# Requirement
Pull out every line below containing the word "γνωρίζεις".
----
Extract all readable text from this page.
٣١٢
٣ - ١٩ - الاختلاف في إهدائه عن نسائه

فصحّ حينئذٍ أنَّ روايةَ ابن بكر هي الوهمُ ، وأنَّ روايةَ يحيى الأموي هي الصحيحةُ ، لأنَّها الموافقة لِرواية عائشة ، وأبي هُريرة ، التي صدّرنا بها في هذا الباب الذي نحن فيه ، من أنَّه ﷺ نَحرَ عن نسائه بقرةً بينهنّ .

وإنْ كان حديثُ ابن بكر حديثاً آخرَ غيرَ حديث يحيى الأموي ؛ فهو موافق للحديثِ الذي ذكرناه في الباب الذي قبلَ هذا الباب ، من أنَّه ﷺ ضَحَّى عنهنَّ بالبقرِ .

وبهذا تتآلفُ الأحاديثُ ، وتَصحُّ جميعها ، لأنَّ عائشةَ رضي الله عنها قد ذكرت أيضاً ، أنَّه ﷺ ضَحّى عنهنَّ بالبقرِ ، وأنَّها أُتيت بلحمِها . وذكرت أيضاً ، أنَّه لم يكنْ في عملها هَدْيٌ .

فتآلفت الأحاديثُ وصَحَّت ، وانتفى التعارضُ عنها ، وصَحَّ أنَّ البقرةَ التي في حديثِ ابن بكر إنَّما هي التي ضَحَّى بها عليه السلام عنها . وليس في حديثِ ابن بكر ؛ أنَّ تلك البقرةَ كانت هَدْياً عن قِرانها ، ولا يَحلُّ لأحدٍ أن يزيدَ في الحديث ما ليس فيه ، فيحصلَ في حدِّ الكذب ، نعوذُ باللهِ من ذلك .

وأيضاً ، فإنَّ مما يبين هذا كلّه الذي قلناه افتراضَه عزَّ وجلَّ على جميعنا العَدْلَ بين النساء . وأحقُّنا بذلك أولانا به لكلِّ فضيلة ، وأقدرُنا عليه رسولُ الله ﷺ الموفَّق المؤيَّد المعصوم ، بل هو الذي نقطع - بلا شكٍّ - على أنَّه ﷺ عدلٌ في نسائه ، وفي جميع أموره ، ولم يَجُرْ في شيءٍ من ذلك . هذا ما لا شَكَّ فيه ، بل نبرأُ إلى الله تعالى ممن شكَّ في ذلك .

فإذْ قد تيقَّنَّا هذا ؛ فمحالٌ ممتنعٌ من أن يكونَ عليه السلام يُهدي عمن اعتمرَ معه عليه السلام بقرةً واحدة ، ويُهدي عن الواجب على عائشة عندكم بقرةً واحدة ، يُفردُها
----
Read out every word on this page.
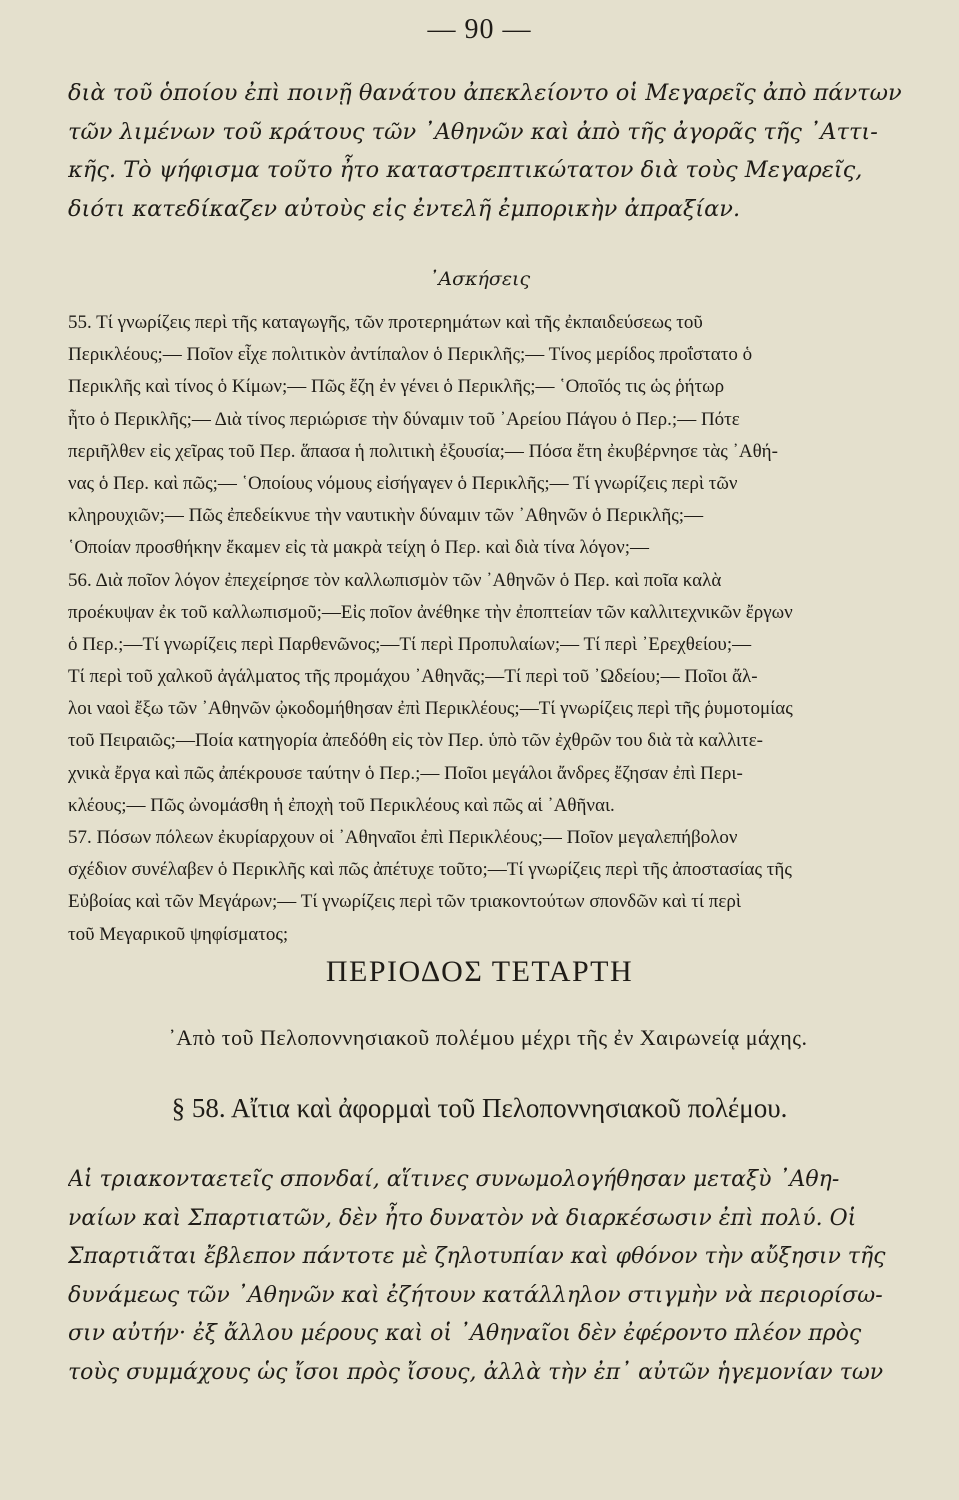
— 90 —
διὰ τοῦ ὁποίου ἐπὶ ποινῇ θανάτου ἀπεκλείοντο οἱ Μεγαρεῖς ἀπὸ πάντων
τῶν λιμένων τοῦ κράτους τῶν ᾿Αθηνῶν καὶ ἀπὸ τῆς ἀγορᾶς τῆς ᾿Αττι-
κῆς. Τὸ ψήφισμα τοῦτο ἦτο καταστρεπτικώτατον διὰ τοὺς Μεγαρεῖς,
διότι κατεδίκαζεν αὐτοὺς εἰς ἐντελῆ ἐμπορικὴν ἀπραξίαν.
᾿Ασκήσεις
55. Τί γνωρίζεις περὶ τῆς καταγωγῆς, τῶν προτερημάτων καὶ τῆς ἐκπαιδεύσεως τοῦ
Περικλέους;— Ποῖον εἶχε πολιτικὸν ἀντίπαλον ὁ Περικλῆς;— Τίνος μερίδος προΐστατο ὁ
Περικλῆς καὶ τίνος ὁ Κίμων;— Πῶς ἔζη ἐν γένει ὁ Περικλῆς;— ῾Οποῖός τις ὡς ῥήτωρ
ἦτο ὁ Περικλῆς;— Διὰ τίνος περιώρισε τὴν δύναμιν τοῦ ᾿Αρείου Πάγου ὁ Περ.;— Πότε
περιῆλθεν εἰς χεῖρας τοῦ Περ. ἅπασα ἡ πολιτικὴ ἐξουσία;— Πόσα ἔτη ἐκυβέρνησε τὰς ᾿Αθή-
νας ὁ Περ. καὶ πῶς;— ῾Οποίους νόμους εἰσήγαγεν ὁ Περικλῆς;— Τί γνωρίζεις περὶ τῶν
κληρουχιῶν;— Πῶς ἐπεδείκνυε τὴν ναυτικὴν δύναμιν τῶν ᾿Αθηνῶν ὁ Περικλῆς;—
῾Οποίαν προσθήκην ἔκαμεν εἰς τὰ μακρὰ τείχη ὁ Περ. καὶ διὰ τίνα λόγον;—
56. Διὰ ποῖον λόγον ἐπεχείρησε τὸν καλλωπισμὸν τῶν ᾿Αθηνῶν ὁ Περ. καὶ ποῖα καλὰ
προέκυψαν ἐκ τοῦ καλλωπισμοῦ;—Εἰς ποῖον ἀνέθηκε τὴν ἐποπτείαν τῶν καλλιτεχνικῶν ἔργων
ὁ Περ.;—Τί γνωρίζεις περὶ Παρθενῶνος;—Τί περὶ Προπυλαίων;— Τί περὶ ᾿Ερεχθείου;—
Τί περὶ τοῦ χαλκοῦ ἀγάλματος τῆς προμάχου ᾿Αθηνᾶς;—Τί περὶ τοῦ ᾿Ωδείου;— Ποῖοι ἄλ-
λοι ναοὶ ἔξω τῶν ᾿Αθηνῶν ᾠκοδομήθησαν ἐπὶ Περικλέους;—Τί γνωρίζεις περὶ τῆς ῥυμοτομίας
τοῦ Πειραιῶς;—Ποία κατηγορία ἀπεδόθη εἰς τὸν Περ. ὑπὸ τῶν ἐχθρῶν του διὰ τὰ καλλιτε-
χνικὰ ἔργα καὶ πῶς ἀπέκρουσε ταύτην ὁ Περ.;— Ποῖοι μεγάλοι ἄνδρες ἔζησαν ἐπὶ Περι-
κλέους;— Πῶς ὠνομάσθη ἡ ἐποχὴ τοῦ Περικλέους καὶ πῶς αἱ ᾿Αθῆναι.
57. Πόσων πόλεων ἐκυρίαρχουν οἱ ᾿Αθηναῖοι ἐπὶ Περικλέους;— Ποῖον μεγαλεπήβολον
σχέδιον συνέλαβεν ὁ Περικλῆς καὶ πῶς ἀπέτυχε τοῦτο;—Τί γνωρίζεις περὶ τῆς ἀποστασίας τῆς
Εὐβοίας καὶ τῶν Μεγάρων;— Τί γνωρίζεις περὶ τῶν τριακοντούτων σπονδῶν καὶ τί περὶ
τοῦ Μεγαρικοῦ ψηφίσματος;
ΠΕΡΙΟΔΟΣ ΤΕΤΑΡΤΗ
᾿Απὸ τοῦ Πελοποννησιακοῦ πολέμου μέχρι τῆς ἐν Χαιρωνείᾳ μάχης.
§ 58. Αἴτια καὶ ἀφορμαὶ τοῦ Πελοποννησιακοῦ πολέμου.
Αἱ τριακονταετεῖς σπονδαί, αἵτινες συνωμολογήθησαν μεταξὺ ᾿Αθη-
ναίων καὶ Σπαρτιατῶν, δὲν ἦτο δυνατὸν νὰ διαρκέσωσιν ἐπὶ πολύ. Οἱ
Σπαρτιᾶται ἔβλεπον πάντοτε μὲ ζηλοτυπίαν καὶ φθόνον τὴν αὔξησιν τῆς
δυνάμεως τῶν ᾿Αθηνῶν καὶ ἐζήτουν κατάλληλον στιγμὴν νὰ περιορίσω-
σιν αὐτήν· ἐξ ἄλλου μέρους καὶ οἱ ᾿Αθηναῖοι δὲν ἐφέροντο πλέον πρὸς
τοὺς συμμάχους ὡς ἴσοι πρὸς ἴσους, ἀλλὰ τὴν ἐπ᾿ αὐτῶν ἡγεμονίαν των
----
# Expected answer
55. Τί γνωρίζεις περὶ τῆς καταγωγῆς, τῶν προτερημάτων καὶ τῆς ἐκπαιδεύσεως τοῦ
νας ὁ Περ. καὶ πῶς;— ῾Οποίους νόμους εἰσήγαγεν ὁ Περικλῆς;— Τί γνωρίζεις περὶ τῶν
ὁ Περ.;—Τί γνωρίζεις περὶ Παρθενῶνος;—Τί περὶ Προπυλαίων;— Τί περὶ ᾿Ερεχθείου;—
λοι ναοὶ ἔξω τῶν ᾿Αθηνῶν ᾠκοδομήθησαν ἐπὶ Περικλέους;—Τί γνωρίζεις περὶ τῆς ῥυμοτομίας
σχέδιον συνέλαβεν ὁ Περικλῆς καὶ πῶς ἀπέτυχε τοῦτο;—Τί γνωρίζεις περὶ τῆς ἀποστασίας τῆς
Εὐβοίας καὶ τῶν Μεγάρων;— Τί γνωρίζεις περὶ τῶν τριακοντούτων σπονδῶν καὶ τί περὶ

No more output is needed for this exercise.